(EXERCISE DIRECTIONS):
Transcribe the listing below word for word.

(PROVIDED ENTRIES):
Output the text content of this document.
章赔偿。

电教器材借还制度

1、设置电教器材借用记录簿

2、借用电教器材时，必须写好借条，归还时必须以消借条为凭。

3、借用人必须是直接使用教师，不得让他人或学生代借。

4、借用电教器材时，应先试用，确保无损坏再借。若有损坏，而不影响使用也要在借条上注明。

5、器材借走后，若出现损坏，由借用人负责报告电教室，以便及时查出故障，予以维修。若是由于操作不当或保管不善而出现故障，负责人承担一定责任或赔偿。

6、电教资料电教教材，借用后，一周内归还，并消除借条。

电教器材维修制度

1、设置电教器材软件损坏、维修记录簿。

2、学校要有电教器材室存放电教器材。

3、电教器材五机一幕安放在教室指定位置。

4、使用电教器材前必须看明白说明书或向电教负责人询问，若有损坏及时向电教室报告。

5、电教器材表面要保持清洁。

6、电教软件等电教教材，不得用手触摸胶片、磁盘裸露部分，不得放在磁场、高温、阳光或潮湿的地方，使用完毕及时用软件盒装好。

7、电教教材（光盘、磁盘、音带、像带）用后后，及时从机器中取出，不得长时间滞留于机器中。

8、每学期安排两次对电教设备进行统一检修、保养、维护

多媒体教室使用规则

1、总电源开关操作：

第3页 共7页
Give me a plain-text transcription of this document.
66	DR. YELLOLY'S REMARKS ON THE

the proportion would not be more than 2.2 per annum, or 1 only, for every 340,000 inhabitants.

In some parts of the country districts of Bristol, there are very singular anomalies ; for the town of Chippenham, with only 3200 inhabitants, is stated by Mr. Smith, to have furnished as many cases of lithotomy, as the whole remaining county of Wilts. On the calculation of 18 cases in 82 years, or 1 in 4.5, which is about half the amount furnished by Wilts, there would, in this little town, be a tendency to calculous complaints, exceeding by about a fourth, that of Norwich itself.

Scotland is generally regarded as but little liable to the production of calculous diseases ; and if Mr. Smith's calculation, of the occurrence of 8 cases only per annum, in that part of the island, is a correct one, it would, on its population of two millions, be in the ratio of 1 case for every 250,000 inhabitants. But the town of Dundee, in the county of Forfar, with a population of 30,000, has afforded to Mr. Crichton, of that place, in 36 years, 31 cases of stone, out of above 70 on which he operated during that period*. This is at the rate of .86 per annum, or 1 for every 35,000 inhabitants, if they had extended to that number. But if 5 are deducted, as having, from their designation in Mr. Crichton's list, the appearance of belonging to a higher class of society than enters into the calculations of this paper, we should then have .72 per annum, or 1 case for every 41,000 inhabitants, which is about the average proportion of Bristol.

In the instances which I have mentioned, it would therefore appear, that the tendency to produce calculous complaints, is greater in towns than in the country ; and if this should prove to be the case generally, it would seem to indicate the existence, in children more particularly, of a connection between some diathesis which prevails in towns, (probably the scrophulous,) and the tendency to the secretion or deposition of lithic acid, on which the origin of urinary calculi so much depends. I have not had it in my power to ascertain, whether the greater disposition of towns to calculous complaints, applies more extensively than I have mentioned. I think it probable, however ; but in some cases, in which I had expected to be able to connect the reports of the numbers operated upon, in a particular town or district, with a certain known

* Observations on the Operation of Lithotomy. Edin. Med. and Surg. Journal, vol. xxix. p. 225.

(EXPECTED ANSWER):
Output the text content of this document.
章赔偿。

电教器材借还制度

1、设置电教器材借用记录簿

2、借用电教器材时，必须写好借条，归还时必须以消借条为凭。

3、借用人必须是直接使用教师，不得让他人或学生代借。

4、借用电教器材时，应先试用，确保无损坏再借。若有损坏，而不影响使用也要在借条上注明。

5、器材借走后，若出现损坏，由借用人负责报告电教室，以便及时查出故障，予以维修。若是由于操作不当或保管不善而出现故障，负责人承担一定责任或赔偿。

6、电教资料电教教材，借用后，一周内归还，并消除借条。

电教器材维修制度

1、设置电教器材软件损坏、维修记录簿。

2、学校要有电教器材室存放电教器材。

3、电教器材五机一幕安放在教室指定位置。

4、使用电教器材前必须看明白说明书或向电教负责人询问，若有损坏及时向电教室报告。

5、电教器材表面要保持清洁。

6、电教软件等电教教材，不得用手触摸胶片、磁盘裸露部分，不得放在磁场、高温、阳光或潮湿的地方，使用完毕及时用软件盒装好。

7、电教教材（光盘、磁盘、音带、像带）用后后，及时从机器中取出，不得长时间滞留于机器中。

8、每学期安排两次对电教设备进行统一检修、保养、维护

多媒体教室使用规则

1、总电源开关操作：

第3页 共7页
Give me a plain-text transcription of this document.
66	DR. YELLOLY'S REMARKS ON THE

the proportion would not be more than 2.2 per annum, or 1 only, for every 340,000 inhabitants.

In some parts of the country districts of Bristol, there are very singular anomalies ; for the town of Chippenham, with only 3200 inhabitants, is stated by Mr. Smith, to have furnished as many cases of lithotomy, as the whole remaining county of Wilts. On the calculation of 18 cases in 82 years, or 1 in 4.5, which is about half the amount furnished by Wilts, there would, in this little town, be a tendency to calculous complaints, exceeding by about a fourth, that of Norwich itself.

Scotland is generally regarded as but little liable to the production of calculous diseases ; and if Mr. Smith's calculation, of the occurrence of 8 cases only per annum, in that part of the island, is a correct one, it would, on its population of two millions, be in the ratio of 1 case for every 250,000 inhabitants. But the town of Dundee, in the county of Forfar, with a population of 30,000, has afforded to Mr. Crichton, of that place, in 36 years, 31 cases of stone, out of above 70 on which he operated during that period*. This is at the rate of .86 per annum, or 1 for every 35,000 inhabitants, if they had extended to that number. But if 5 are deducted, as having, from their designation in Mr. Crichton's list, the appearance of belonging to a higher class of society than enters into the calculations of this paper, we should then have .72 per annum, or 1 case for every 41,000 inhabitants, which is about the average proportion of Bristol.

In the instances which I have mentioned, it would therefore appear, that the tendency to produce calculous complaints, is greater in towns than in the country ; and if this should prove to be the case generally, it would seem to indicate the existence, in children more particularly, of a connection between some diathesis which prevails in towns, (probably the scrophulous,) and the tendency to the secretion or deposition of lithic acid, on which the origin of urinary calculi so much depends. I have not had it in my power to ascertain, whether the greater disposition of towns to calculous complaints, applies more extensively than I have mentioned. I think it probable, however ; but in some cases, in which I had expected to be able to connect the reports of the numbers operated upon, in a particular town or district, with a certain known

* Observations on the Operation of Lithotomy. Edin. Med. and Surg. Journal, vol. xxix. p. 225.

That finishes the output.